(Exercise requirements):
Go through the records and copy each line where the word "виробів" occurs.

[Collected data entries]
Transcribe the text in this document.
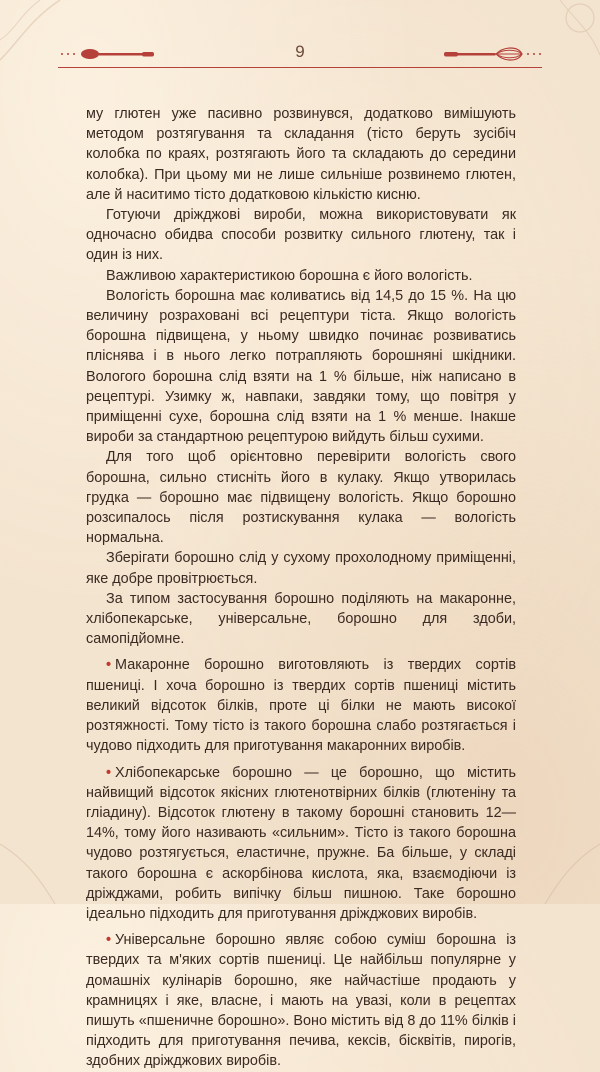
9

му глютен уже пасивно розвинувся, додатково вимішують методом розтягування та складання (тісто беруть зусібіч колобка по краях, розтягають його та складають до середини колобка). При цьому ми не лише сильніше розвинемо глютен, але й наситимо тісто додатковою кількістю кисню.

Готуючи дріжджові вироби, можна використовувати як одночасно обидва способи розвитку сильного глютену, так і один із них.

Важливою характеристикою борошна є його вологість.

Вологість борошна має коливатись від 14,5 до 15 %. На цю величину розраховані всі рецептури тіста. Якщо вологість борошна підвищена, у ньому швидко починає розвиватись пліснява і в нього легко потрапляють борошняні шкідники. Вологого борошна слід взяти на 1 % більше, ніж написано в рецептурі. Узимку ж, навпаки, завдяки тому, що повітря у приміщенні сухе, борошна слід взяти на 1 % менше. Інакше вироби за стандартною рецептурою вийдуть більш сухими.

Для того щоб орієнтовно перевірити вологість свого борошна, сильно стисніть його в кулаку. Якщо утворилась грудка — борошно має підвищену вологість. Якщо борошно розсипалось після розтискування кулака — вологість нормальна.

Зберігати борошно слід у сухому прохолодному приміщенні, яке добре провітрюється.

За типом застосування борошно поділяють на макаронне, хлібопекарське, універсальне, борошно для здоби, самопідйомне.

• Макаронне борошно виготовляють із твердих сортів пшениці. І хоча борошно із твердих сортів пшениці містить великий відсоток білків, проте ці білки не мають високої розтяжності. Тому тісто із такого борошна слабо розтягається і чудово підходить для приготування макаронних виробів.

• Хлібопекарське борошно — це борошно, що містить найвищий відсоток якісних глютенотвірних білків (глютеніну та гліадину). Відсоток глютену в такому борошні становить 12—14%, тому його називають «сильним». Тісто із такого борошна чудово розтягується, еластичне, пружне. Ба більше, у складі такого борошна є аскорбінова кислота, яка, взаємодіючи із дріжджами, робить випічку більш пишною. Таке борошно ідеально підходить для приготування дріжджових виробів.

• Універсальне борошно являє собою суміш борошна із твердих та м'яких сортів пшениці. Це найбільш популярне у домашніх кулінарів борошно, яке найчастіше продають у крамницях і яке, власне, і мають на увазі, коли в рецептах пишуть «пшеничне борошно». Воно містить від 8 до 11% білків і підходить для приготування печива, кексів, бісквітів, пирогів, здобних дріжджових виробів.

...

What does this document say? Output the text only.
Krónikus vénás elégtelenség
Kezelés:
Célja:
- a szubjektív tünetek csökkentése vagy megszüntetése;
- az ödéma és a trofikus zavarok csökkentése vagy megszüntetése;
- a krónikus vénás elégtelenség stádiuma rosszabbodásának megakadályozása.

(Task result):
• Макаронне борошно виготовляють із твердих сортів пшениці. І хоча борошно із твердих сортів пшениці містить великий відсоток білків, проте ці білки не мають високої розтяжності. Тому тісто із такого борошна слабо розтягається і чудово підходить для приготування макаронних виробів.
• Хлібопекарське борошно — це борошно, що містить найвищий відсоток якісних глютенотвірних білків (глютеніну та гліадину). Відсоток глютену в такому борошні становить 12—14%, тому його називають «сильним». Тісто із такого борошна чудово розтягується, еластичне, пружне. Ба більше, у складі такого борошна є аскорбінова кислота, яка, взаємодіючи із дріжджами, робить випічку більш пишною. Таке борошно ідеально підходить для приготування дріжджових виробів.
• Універсальне борошно являє собою суміш борошна із твердих та м'яких сортів пшениці. Це найбільш популярне у домашніх кулінарів борошно, яке найчастіше продають у крамницях і яке, власне, і мають на увазі, коли в рецептах пишуть «пшеничне борошно». Воно містить від 8 до 11% білків і підходить для приготування печива, кексів, бісквітів, пирогів, здобних дріжджових виробів.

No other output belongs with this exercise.